▸ Your tasks
a. In the thalassemia passage, at what stage of life did disease-related complications peak in patients with TDT?
b. From the thalassemia passage, return the words starting at "An interesting finding" and ending after "TDT nor NTDT.".

▸ Supplied text

Almost all of the disease-related complications were more prevalent in patients with TDT than the patients with NTDT. Cardiomyopathy, endocrinopathies and infections are more prevalent in the patients with TDT than those patients with NTDT. These disease-related complications are believed to be associated with transfusion-related iron loading in these patients [6,19,31,33]. Pulmonary hypertension, thrombosis and leg ulcers are the unique complications in the patients with NTDT and rarely seen in those patients with TDT. These findings are similar to the previous study by Taher et al. [2]. They found that extramedullary hematopoiesis, leg ulcers, gallstones and thrombophilia were more common in the patients with NTDT than those patients with TDT.

Splenectomy is well established as a clinical risk factor for several disease-related complications in thalassemia, for example, pulmonary hypertension [9,11,29,35], thrombosis [21–23] and infection [18,19,39]. Taher et al. also found that splenectomy is an important risk factor for almost all disease-related complications in patients with thalassemia intermedia [27]. This finding suggested that the splenectomized patients were at a high risk for developing disease-related complications. The splenectomized patients, therefore, should be regularly screened for thalassemia-related complications.

Advancing age is one of the important risk factors for disease-related complications in patients with thalassemia in many studies [26,27,29,35,38]. In this study, advanced age was a significant risk factor for disease-related complications in the patients with NTDT. In patients with TDT, age was not found to be a significant risk factor. This finding may be explained by two main reasons: (1) the patients with TDT had shorter survival than those patients with NTDT. The peak incidence of disease-related complications in patients with TDT was in the third decade of life and (2) there were a small number of the patients with TDT in this cohort.

An interesting finding is that in females there was a decrease in the risk for disease-related complications in patients with NTDT. These results may be due to the nature of long-term follow-up in patients with NTDT. Female patients came more regularly for scheduled follow-ups than male patients.

Iron overload is one of the important risk factors for most of the major complications in patients with thalassemia. Musallam et al. demonstrated that high serum ferritin levels increased the morbidity risk in patients with thalassemia. Their study showed that patients with multiple thalassemia-related morbidities had higher mean overall serum ferritin levels compared to the patients who did not have any related morbidities [40]. In this current study, however, iron overload was not found to be a significant risk factor for disease-related complications in neither patients with TDT nor NTDT.

The limitation of this study is that the gold standards for the diagnosis of the disease-related complications were not performed in all patients. This is the initial analyses of the baseline clinical characteristics of the patients in the prospective cohort study. Therefore, most of the diagnoses were based on the clinical signs and symptoms of the complications. However, the patients were and will be followed up in the study. The long-term follow-up data will show more strong evidence of the clinical risk factors and the treatment outcomes in the patients with thalassemia.

Document layout detection data:
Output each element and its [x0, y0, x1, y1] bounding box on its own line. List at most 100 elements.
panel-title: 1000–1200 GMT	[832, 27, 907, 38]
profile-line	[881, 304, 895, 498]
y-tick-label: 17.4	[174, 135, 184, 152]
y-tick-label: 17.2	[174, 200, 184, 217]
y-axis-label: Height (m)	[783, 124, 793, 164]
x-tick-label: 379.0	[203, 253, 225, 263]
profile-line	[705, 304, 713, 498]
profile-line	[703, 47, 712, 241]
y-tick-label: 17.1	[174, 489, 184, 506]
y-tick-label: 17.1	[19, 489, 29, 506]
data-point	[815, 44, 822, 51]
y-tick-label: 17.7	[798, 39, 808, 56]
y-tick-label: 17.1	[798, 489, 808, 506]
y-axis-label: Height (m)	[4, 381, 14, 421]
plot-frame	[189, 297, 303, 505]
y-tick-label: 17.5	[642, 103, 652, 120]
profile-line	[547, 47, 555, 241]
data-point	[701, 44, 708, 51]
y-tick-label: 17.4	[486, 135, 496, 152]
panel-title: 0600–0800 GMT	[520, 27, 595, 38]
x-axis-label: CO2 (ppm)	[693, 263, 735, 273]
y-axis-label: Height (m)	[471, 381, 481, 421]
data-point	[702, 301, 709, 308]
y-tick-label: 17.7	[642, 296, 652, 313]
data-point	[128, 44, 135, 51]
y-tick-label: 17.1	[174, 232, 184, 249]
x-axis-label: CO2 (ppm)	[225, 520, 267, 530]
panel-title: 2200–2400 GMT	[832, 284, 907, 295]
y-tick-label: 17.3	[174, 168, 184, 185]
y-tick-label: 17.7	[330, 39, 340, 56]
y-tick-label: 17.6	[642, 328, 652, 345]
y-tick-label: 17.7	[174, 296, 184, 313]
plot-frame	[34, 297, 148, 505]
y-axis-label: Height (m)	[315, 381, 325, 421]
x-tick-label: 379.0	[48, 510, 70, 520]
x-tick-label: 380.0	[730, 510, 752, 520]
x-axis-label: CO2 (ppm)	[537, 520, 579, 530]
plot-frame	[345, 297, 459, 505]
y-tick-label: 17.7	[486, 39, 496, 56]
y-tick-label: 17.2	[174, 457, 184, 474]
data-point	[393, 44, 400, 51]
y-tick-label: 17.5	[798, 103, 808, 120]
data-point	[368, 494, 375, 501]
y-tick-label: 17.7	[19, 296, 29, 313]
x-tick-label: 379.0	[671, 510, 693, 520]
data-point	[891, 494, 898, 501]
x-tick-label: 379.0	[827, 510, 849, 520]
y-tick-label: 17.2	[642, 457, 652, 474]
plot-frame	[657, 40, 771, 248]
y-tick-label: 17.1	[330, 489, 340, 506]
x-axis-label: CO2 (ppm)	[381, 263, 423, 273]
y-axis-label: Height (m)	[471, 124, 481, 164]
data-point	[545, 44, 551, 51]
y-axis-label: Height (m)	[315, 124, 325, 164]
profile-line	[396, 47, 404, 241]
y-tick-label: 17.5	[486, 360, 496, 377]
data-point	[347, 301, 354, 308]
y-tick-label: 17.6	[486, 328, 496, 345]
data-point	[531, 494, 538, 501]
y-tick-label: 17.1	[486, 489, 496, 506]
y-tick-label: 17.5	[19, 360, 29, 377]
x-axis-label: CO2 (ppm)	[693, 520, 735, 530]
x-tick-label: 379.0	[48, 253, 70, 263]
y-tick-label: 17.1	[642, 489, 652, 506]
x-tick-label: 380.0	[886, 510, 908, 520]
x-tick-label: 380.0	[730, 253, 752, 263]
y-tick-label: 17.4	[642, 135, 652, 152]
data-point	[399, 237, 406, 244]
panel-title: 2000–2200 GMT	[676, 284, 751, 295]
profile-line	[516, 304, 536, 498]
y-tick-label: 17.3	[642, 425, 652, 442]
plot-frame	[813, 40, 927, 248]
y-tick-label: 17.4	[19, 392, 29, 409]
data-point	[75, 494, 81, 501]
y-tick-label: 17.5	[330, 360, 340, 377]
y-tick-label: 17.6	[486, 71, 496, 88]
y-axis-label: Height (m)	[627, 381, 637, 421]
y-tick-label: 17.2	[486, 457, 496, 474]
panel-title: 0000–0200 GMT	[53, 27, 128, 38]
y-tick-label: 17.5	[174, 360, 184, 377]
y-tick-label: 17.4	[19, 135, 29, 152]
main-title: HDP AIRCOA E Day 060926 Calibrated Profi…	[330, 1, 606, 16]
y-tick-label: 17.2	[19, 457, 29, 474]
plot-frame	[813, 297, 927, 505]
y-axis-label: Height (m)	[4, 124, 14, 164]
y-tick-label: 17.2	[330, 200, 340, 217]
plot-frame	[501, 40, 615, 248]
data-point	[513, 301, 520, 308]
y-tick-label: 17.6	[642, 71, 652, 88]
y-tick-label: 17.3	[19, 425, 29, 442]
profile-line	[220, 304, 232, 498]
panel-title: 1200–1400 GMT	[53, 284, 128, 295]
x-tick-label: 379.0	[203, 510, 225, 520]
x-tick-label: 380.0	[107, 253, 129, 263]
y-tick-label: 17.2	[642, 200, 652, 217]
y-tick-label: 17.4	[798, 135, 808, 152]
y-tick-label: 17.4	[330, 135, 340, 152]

▸ Task-by-task solutions
a. In the third decade of life.

b.
An interesting finding is that in females there was a decrease in the risk for disease-related complications in patients with NTDT. These results may be due to the nature of long-term follow-up in patients with NTDT. Female patients came more regularly for scheduled follow-ups than male patients.

Iron overload is one of the important risk factors for most of the major complications in patients with thalassemia. Musallam et al. demonstrated that high serum ferritin levels increased the morbidity risk in patients with thalassemia. Their study showed that patients with multiple thalassemia-related morbidities had higher mean overall serum ferritin levels compared to the patients who did not have any related morbidities [40]. In this current study, however, iron overload was not found to be a significant risk factor for disease-related complications in neither patients with TDT nor NTDT.